> **WHAT YOU WILL DO**
Select all lines holding the word "анализа" from the entries that follow.
*** RECORDS SHOWN
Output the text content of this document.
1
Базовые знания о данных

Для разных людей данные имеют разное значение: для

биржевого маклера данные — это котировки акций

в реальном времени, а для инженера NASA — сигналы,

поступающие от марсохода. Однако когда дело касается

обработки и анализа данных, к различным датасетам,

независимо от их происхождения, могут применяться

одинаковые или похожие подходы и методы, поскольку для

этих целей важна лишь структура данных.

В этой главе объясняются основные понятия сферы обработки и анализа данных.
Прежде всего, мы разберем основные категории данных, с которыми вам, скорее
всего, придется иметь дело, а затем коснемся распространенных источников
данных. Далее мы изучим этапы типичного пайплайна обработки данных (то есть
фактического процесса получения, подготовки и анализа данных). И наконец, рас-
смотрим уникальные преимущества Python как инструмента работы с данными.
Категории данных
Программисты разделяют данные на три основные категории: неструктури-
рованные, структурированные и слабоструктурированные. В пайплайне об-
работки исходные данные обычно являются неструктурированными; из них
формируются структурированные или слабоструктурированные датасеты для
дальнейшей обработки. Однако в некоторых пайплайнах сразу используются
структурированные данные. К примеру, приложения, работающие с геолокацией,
******
*** RECORDS SHOWN
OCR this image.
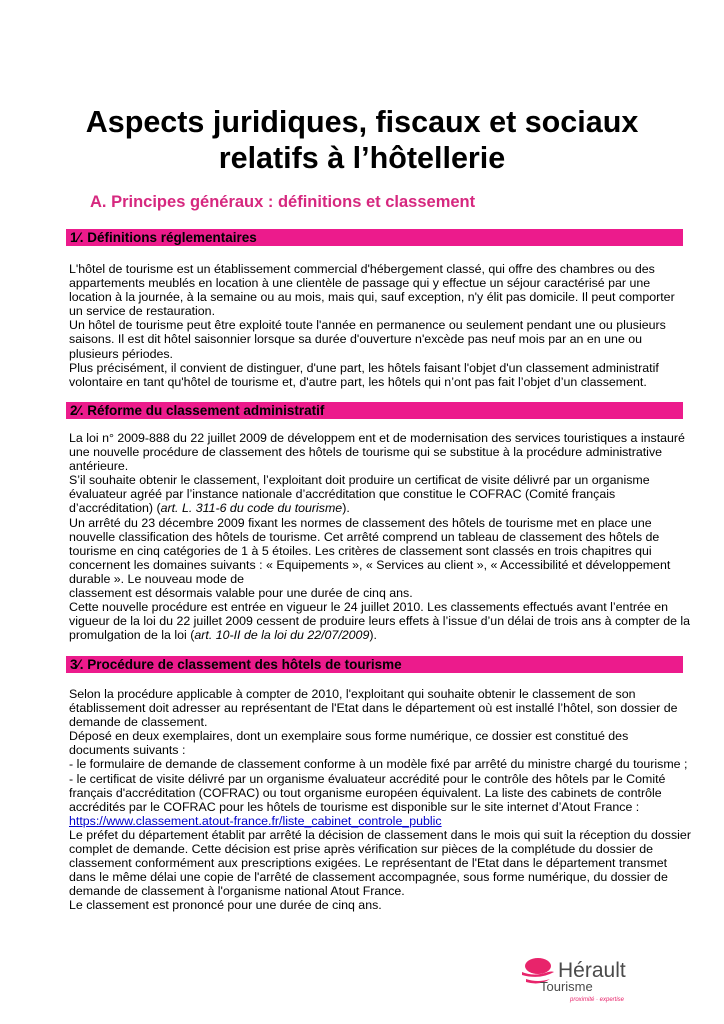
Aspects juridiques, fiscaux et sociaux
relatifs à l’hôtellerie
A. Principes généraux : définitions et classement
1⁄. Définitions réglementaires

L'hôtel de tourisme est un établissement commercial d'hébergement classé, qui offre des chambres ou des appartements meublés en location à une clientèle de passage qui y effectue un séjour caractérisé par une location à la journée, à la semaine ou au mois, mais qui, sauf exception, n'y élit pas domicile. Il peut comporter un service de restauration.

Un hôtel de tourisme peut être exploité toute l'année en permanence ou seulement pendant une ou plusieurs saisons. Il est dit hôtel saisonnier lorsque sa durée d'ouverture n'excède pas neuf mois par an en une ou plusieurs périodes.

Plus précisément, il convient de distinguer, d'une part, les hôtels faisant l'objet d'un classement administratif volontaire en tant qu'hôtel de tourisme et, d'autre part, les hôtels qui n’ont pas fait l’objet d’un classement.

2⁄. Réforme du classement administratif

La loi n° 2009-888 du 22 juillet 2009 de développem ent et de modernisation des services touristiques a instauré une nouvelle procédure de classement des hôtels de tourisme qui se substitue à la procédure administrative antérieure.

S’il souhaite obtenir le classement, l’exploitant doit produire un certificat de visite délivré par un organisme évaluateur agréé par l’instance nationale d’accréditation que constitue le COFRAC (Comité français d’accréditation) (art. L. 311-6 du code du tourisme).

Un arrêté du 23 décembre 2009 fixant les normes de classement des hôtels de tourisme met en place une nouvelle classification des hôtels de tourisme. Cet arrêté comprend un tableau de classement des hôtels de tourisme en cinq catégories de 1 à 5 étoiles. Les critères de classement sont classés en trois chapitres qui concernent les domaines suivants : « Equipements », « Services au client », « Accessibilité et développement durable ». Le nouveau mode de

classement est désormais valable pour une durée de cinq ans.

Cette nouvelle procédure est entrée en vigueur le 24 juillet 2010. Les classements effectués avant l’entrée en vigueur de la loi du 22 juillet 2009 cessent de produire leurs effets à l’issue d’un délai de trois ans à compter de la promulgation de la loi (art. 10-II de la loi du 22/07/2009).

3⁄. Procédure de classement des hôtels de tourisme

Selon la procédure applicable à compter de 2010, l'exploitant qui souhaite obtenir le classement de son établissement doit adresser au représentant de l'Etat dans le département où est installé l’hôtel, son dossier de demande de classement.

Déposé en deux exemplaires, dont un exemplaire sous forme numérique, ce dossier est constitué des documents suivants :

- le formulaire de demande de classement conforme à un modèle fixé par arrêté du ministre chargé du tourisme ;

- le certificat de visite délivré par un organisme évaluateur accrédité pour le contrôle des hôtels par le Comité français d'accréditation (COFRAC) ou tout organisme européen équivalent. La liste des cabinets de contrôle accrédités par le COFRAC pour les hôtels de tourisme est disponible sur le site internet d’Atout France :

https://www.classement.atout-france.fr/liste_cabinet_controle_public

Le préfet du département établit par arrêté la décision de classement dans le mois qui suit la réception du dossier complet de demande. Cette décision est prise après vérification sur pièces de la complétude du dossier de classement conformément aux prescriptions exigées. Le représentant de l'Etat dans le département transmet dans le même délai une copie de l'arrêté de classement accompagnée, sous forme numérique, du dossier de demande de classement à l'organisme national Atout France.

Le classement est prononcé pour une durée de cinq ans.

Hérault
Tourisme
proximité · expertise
******
> **RESULT**
обработки и анализа данных, к различным датасетам,
В этой главе объясняются основные понятия сферы обработки и анализа данных.
фактического процесса получения, подготовки и анализа данных). И наконец, рас-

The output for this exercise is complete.